What is required:
In your copy, include every line of the listing below exactly but none of the pictures.

Data to use:
——
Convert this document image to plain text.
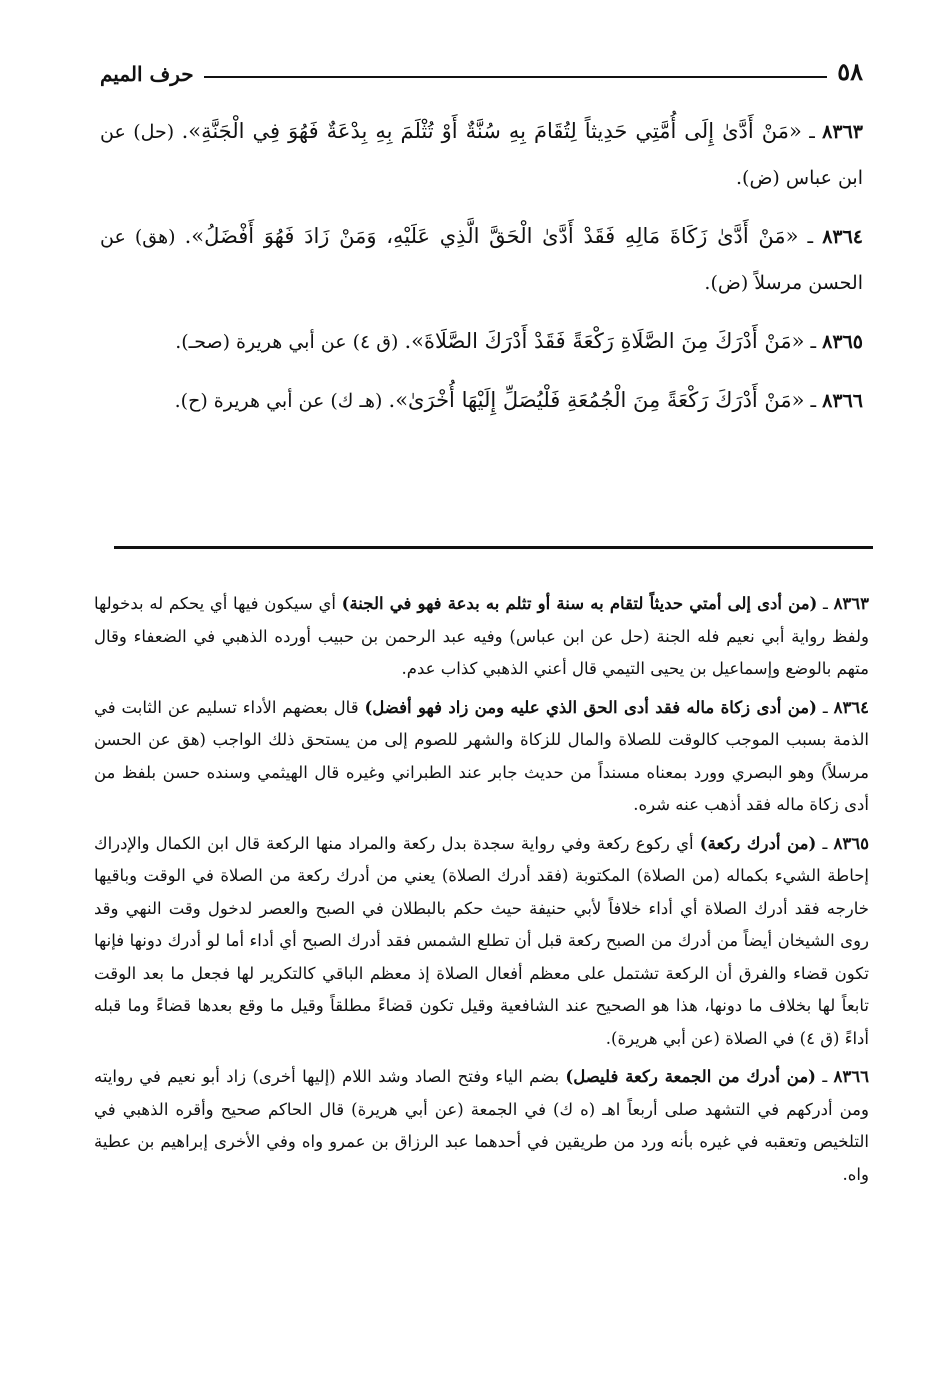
٥٨
حرف الميم

٨٣٦٣ ـ «مَنْ أَدَّىٰ إِلَى أُمَّتِي حَدِيثاً لِتُقَامَ بِهِ سُنَّةٌ أَوْ تُثْلَمَ بِهِ بِدْعَةٌ فَهُوَ فِي الْجَنَّةِ». (حل) عن ابن عباس (ض).

٨٣٦٤ ـ «مَنْ أَدَّىٰ زَكَاةَ مَالِهِ فَقَدْ أَدَّىٰ الْحَقَّ الَّذِي عَلَيْهِ، وَمَنْ زَادَ فَهُوَ أَفْضَلُ». (هق) عن الحسن مرسلاً (ض).

٨٣٦٥ ـ «مَنْ أَدْرَكَ مِنَ الصَّلَاةِ رَكْعَةً فَقَدْ أَدْرَكَ الصَّلَاةَ». (ق ٤) عن أبي هريرة (صحـ).

٨٣٦٦ ـ «مَنْ أَدْرَكَ رَكْعَةً مِنَ الْجُمُعَةِ فَلْيُصَلِّ إِلَيْهَا أُخْرَىٰ». (هـ ك) عن أبي هريرة (ح).

٨٣٦٣ ـ (من أدى إلى أمتي حديثاً لتقام به سنة أو تثلم به بدعة فهو في الجنة) أي سيكون فيها أي يحكم له بدخولها ولفظ رواية أبي نعيم فله الجنة (حل عن ابن عباس) وفيه عبد الرحمن بن حبيب أورده الذهبي في الضعفاء وقال متهم بالوضع وإسماعيل بن يحيى التيمي قال أعني الذهبي كذاب عدم.

٨٣٦٤ ـ (من أدى زكاة ماله فقد أدى الحق الذي عليه ومن زاد فهو أفضل) قال بعضهم الأداء تسليم عن الثابت في الذمة بسبب الموجب كالوقت للصلاة والمال للزكاة والشهر للصوم إلى من يستحق ذلك الواجب (هق عن الحسن مرسلاً) وهو البصري وورد بمعناه مسنداً من حديث جابر عند الطبراني وغيره قال الهيثمي وسنده حسن بلفظ من أدى زكاة ماله فقد أذهب عنه شره.

٨٣٦٥ ـ (من أدرك ركعة) أي ركوع ركعة وفي رواية سجدة بدل ركعة والمراد منها الركعة قال ابن الكمال والإدراك إحاطة الشيء بكماله (من الصلاة) المكتوبة (فقد أدرك الصلاة) يعني من أدرك ركعة من الصلاة في الوقت وباقيها خارجه فقد أدرك الصلاة أي أداء خلافاً لأبي حنيفة حيث حكم بالبطلان في الصبح والعصر لدخول وقت النهي وقد روى الشيخان أيضاً من أدرك من الصبح ركعة قبل أن تطلع الشمس فقد أدرك الصبح أي أداء أما لو أدرك دونها فإنها تكون قضاء والفرق أن الركعة تشتمل على معظم أفعال الصلاة إذ معظم الباقي كالتكرير لها فجعل ما بعد الوقت تابعاً لها بخلاف ما دونها، هذا هو الصحيح عند الشافعية وقيل تكون قضاءً مطلقاً وقيل ما وقع بعدها قضاءً وما قبله أداءً (ق ٤) في الصلاة (عن أبي هريرة).

٨٣٦٦ ـ (من أدرك من الجمعة ركعة فليصل) بضم الياء وفتح الصاد وشد اللام (إليها أخرى) زاد أبو نعيم في روايته ومن أدركهم في التشهد صلى أربعاً اهـ (ه ك) في الجمعة (عن أبي هريرة) قال الحاكم صحيح وأقره الذهبي في التلخيص وتعقبه في غيره بأنه ورد من طريقين في أحدهما عبد الرزاق بن عمرو واه وفي الأخرى إبراهيم بن عطية واه.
——
Answer to the task:
Convert this document image to plain text.
٥٨
حرف الميم

٨٣٦٣ ـ «مَنْ أَدَّىٰ إِلَى أُمَّتِي حَدِيثاً لِتُقَامَ بِهِ سُنَّةٌ أَوْ تُثْلَمَ بِهِ بِدْعَةٌ فَهُوَ فِي الْجَنَّةِ». (حل) عن ابن عباس (ض).

٨٣٦٤ ـ «مَنْ أَدَّىٰ زَكَاةَ مَالِهِ فَقَدْ أَدَّىٰ الْحَقَّ الَّذِي عَلَيْهِ، وَمَنْ زَادَ فَهُوَ أَفْضَلُ». (هق) عن الحسن مرسلاً (ض).

٨٣٦٥ ـ «مَنْ أَدْرَكَ مِنَ الصَّلَاةِ رَكْعَةً فَقَدْ أَدْرَكَ الصَّلَاةَ». (ق ٤) عن أبي هريرة (صحـ).

٨٣٦٦ ـ «مَنْ أَدْرَكَ رَكْعَةً مِنَ الْجُمُعَةِ فَلْيُصَلِّ إِلَيْهَا أُخْرَىٰ». (هـ ك) عن أبي هريرة (ح).

٨٣٦٣ ـ (من أدى إلى أمتي حديثاً لتقام به سنة أو تثلم به بدعة فهو في الجنة) أي سيكون فيها أي يحكم له بدخولها ولفظ رواية أبي نعيم فله الجنة (حل عن ابن عباس) وفيه عبد الرحمن بن حبيب أورده الذهبي في الضعفاء وقال متهم بالوضع وإسماعيل بن يحيى التيمي قال أعني الذهبي كذاب عدم.

٨٣٦٤ ـ (من أدى زكاة ماله فقد أدى الحق الذي عليه ومن زاد فهو أفضل) قال بعضهم الأداء تسليم عن الثابت في الذمة بسبب الموجب كالوقت للصلاة والمال للزكاة والشهر للصوم إلى من يستحق ذلك الواجب (هق عن الحسن مرسلاً) وهو البصري وورد بمعناه مسنداً من حديث جابر عند الطبراني وغيره قال الهيثمي وسنده حسن بلفظ من أدى زكاة ماله فقد أذهب عنه شره.

٨٣٦٥ ـ (من أدرك ركعة) أي ركوع ركعة وفي رواية سجدة بدل ركعة والمراد منها الركعة قال ابن الكمال والإدراك إحاطة الشيء بكماله (من الصلاة) المكتوبة (فقد أدرك الصلاة) يعني من أدرك ركعة من الصلاة في الوقت وباقيها خارجه فقد أدرك الصلاة أي أداء خلافاً لأبي حنيفة حيث حكم بالبطلان في الصبح والعصر لدخول وقت النهي وقد روى الشيخان أيضاً من أدرك من الصبح ركعة قبل أن تطلع الشمس فقد أدرك الصبح أي أداء أما لو أدرك دونها فإنها تكون قضاء والفرق أن الركعة تشتمل على معظم أفعال الصلاة إذ معظم الباقي كالتكرير لها فجعل ما بعد الوقت تابعاً لها بخلاف ما دونها، هذا هو الصحيح عند الشافعية وقيل تكون قضاءً مطلقاً وقيل ما وقع بعدها قضاءً وما قبله أداءً (ق ٤) في الصلاة (عن أبي هريرة).

٨٣٦٦ ـ (من أدرك من الجمعة ركعة فليصل) بضم الياء وفتح الصاد وشد اللام (إليها أخرى) زاد أبو نعيم في روايته ومن أدركهم في التشهد صلى أربعاً اهـ (ه ك) في الجمعة (عن أبي هريرة) قال الحاكم صحيح وأقره الذهبي في التلخيص وتعقبه في غيره بأنه ورد من طريقين في أحدهما عبد الرزاق بن عمرو واه وفي الأخرى إبراهيم بن عطية واه.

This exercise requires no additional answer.